- _Exercise materials_:
+ + + +

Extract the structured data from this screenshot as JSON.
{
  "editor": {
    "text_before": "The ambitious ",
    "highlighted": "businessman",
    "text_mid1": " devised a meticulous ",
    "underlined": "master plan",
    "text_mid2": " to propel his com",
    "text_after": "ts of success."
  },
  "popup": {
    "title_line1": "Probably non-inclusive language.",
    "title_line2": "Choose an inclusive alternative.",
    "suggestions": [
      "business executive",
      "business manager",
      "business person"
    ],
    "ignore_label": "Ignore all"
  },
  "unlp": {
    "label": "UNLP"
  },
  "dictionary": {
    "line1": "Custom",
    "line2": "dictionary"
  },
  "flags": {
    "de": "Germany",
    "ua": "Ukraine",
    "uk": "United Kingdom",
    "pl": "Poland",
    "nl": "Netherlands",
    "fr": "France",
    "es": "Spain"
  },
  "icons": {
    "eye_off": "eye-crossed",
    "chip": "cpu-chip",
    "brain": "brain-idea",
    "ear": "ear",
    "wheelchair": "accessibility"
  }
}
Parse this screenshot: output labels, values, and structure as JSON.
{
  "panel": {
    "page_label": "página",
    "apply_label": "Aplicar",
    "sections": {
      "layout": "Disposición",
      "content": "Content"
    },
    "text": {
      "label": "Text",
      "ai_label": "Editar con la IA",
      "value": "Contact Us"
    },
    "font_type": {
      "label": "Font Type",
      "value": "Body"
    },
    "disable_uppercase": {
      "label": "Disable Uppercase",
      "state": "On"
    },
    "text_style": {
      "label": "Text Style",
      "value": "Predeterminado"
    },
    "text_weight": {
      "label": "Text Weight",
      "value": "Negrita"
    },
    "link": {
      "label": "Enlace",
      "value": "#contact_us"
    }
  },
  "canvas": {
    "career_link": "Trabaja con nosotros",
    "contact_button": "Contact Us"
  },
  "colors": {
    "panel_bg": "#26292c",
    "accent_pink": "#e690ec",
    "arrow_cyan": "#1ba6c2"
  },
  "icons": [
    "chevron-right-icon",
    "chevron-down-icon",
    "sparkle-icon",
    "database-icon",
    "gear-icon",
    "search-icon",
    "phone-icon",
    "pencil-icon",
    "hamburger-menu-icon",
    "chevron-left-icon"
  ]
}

+ + + +

- _Directive_: Filter the listing for the word "inclusive" and copy every line that holds it.

- _Response_:
    "title_line1": "Probably non-inclusive language.",
    "title_line2": "Choose an inclusive alternative.",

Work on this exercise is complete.